■ SHORT EXERCISE
Transcribe each of the rows below without changing a single character.

-*-

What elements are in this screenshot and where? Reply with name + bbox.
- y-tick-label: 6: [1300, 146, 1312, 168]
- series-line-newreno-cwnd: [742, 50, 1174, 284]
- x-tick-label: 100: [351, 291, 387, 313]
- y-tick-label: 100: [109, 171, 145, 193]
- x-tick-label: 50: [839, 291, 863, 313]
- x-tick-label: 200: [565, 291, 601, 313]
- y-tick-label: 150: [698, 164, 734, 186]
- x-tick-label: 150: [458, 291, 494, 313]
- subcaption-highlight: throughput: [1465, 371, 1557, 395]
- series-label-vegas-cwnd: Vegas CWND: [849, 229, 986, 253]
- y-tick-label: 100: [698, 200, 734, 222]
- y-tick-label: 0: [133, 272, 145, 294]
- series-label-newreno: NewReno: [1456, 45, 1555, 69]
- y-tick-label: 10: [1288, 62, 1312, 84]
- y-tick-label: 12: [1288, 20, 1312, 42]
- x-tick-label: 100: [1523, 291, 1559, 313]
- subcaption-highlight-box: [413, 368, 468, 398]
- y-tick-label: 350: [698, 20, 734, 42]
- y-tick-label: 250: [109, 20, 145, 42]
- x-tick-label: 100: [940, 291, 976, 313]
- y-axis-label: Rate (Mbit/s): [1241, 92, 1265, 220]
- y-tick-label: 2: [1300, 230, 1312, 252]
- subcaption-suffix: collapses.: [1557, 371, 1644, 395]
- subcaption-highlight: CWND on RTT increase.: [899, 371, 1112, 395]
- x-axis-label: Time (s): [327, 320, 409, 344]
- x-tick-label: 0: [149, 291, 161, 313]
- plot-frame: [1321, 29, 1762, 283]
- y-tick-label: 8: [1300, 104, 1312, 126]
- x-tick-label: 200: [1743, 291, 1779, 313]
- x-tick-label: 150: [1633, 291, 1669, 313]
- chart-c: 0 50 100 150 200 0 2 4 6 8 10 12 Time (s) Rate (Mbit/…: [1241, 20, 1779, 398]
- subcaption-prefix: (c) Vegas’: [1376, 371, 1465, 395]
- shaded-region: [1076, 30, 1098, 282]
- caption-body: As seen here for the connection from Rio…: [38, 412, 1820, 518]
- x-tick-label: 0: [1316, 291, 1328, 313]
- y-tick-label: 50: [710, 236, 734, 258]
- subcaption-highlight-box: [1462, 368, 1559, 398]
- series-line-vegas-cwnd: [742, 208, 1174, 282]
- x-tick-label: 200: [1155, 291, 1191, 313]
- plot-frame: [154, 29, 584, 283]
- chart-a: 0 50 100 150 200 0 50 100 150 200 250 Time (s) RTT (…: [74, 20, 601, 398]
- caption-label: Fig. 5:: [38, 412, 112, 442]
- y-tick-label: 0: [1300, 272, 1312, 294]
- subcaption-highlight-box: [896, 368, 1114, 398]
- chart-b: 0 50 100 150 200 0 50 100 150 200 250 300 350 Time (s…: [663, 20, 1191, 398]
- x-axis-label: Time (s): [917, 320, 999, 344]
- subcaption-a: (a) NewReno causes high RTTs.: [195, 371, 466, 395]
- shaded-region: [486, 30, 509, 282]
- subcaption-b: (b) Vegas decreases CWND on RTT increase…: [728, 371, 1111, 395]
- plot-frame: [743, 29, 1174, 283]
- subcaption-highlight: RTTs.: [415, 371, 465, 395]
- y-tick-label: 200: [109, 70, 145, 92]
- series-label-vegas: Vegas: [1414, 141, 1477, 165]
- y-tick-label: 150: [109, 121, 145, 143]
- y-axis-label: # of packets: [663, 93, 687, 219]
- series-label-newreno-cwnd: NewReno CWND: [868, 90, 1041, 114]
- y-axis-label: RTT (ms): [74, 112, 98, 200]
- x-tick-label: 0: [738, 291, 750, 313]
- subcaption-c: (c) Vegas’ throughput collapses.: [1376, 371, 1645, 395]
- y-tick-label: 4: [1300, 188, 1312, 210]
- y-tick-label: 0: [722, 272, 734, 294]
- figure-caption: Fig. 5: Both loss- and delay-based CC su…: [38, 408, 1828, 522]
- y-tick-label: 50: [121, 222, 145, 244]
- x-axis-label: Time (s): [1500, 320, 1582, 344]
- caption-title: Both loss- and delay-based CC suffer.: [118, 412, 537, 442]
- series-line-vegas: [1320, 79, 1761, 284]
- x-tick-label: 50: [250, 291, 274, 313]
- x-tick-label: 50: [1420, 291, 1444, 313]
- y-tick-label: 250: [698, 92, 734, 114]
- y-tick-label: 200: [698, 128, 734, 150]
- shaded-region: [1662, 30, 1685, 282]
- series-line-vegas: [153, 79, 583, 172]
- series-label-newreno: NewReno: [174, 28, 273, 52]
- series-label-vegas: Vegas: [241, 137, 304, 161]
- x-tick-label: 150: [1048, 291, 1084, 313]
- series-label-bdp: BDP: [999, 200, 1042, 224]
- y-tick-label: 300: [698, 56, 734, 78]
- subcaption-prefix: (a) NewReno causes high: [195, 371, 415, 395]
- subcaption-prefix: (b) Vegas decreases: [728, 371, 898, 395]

-*-

■ OUTPUT FOR THIS TASK
What elements are in this screenshot and where? Reply with name + bbox.
- y-tick-label: 6: [1300, 146, 1312, 168]
- series-line-newreno-cwnd: [742, 50, 1174, 284]
- x-tick-label: 100: [351, 291, 387, 313]
- y-tick-label: 100: [109, 171, 145, 193]
- x-tick-label: 50: [839, 291, 863, 313]
- x-tick-label: 200: [565, 291, 601, 313]
- y-tick-label: 150: [698, 164, 734, 186]
- x-tick-label: 150: [458, 291, 494, 313]
- subcaption-highlight: throughput: [1465, 371, 1557, 395]
- series-label-vegas-cwnd: Vegas CWND: [849, 229, 986, 253]
- y-tick-label: 100: [698, 200, 734, 222]
- y-tick-label: 0: [133, 272, 145, 294]
- series-label-newreno: NewReno: [1456, 45, 1555, 69]
- y-tick-label: 10: [1288, 62, 1312, 84]
- y-tick-label: 12: [1288, 20, 1312, 42]
- x-tick-label: 100: [1523, 291, 1559, 313]
- subcaption-highlight-box: [413, 368, 468, 398]
- y-tick-label: 350: [698, 20, 734, 42]
- y-tick-label: 250: [109, 20, 145, 42]
- x-tick-label: 100: [940, 291, 976, 313]
- y-axis-label: Rate (Mbit/s): [1241, 92, 1265, 220]
- y-tick-label: 2: [1300, 230, 1312, 252]
- subcaption-suffix: collapses.: [1557, 371, 1644, 395]
- subcaption-highlight: CWND on RTT increase.: [899, 371, 1112, 395]
- x-axis-label: Time (s): [327, 320, 409, 344]
- x-tick-label: 0: [149, 291, 161, 313]
- plot-frame: [1321, 29, 1762, 283]
- y-tick-label: 8: [1300, 104, 1312, 126]
- x-tick-label: 200: [1743, 291, 1779, 313]
- x-tick-label: 150: [1633, 291, 1669, 313]
- chart-c: 0 50 100 150 200 0 2 4 6 8 10 12 Time (s) Rate (Mbit/…: [1241, 20, 1779, 398]
- subcaption-prefix: (c) Vegas’: [1376, 371, 1465, 395]
- shaded-region: [1076, 30, 1098, 282]
- caption-body: As seen here for the connection from Rio…: [38, 412, 1820, 518]
- x-tick-label: 0: [1316, 291, 1328, 313]
- y-tick-label: 50: [710, 236, 734, 258]
- subcaption-highlight-box: [1462, 368, 1559, 398]
- series-line-vegas-cwnd: [742, 208, 1174, 282]
- x-tick-label: 200: [1155, 291, 1191, 313]
- plot-frame: [154, 29, 584, 283]
- chart-a: 0 50 100 150 200 0 50 100 150 200 250 Time (s) RTT (…: [74, 20, 601, 398]
- caption-label: Fig. 5:: [38, 412, 112, 442]
- y-tick-label: 0: [1300, 272, 1312, 294]
- subcaption-highlight-box: [896, 368, 1114, 398]
- chart-b: 0 50 100 150 200 0 50 100 150 200 250 300 350 Time (s…: [663, 20, 1191, 398]
- x-axis-label: Time (s): [917, 320, 999, 344]
- subcaption-a: (a) NewReno causes high RTTs.: [195, 371, 466, 395]
- shaded-region: [486, 30, 509, 282]
- subcaption-b: (b) Vegas decreases CWND on RTT increase…: [728, 371, 1111, 395]
- plot-frame: [743, 29, 1174, 283]
- subcaption-highlight: RTTs.: [415, 371, 465, 395]
- y-tick-label: 200: [109, 70, 145, 92]
- series-label-vegas: Vegas: [1414, 141, 1477, 165]
- y-tick-label: 150: [109, 121, 145, 143]
- y-axis-label: # of packets: [663, 93, 687, 219]
- series-label-newreno-cwnd: NewReno CWND: [868, 90, 1041, 114]
- y-axis-label: RTT (ms): [74, 112, 98, 200]
- x-tick-label: 0: [738, 291, 750, 313]
- subcaption-c: (c) Vegas’ throughput collapses.: [1376, 371, 1645, 395]
- y-tick-label: 4: [1300, 188, 1312, 210]
- y-tick-label: 0: [722, 272, 734, 294]
- figure-caption: Fig. 5: Both loss- and delay-based CC su…: [38, 408, 1828, 522]
- y-tick-label: 50: [121, 222, 145, 244]
- x-axis-label: Time (s): [1500, 320, 1582, 344]
- caption-title: Both loss- and delay-based CC suffer.: [118, 412, 537, 442]
- series-line-vegas: [1320, 79, 1761, 284]
- x-tick-label: 50: [250, 291, 274, 313]
- x-tick-label: 50: [1420, 291, 1444, 313]
- y-tick-label: 250: [698, 92, 734, 114]
- y-tick-label: 200: [698, 128, 734, 150]
- shaded-region: [1662, 30, 1685, 282]
- series-line-vegas: [153, 79, 583, 172]
- series-label-newreno: NewReno: [174, 28, 273, 52]
- series-label-vegas: Vegas: [241, 137, 304, 161]
- x-tick-label: 150: [1048, 291, 1084, 313]
- series-label-bdp: BDP: [999, 200, 1042, 224]
- y-tick-label: 300: [698, 56, 734, 78]
- subcaption-prefix: (a) NewReno causes high: [195, 371, 415, 395]
- subcaption-prefix: (b) Vegas decreases: [728, 371, 898, 395]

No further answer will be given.